[Exercise brief]:
Gather the lines that hold the string "nearly".

[Material for this exercise]:
■ ■ ■ ■ ■
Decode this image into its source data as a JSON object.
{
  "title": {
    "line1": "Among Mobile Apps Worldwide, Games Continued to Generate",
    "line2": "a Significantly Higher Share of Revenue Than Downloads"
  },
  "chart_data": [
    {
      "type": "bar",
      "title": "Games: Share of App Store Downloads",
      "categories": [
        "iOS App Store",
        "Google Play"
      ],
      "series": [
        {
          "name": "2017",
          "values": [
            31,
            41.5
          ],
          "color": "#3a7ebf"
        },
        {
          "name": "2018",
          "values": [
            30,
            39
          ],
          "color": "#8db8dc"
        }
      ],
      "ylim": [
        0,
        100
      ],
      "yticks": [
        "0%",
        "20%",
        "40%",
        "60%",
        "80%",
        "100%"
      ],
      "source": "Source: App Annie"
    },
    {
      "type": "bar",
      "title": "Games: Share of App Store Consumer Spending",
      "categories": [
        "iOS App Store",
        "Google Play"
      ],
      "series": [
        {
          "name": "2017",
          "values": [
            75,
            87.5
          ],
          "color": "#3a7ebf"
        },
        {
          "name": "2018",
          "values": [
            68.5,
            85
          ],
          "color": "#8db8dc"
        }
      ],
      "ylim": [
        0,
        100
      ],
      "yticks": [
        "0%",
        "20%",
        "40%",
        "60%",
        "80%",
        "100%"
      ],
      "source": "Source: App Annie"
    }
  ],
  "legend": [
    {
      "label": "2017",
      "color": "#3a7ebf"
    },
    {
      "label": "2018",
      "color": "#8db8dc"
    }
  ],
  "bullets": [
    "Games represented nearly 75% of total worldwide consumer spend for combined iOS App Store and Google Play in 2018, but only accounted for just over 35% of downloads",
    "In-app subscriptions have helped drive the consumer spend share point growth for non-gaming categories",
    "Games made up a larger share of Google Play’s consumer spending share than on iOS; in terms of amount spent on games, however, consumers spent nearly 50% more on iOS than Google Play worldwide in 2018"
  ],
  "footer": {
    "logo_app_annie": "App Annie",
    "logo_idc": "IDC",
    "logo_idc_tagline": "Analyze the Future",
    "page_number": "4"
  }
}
■ ■ ■ ■ ■
[Task response]:
    "Games represented nearly 75% of total worldwide consumer spend for combined iOS App Store and Google Play in 2018, but only accounted for just over 35% of downloads",
    "Games made up a larger share of Google Play’s consumer spending share than on iOS; in terms of amount spent on games, however, consumers spent nearly 50% more on iOS than Google Play worldwide in 2018"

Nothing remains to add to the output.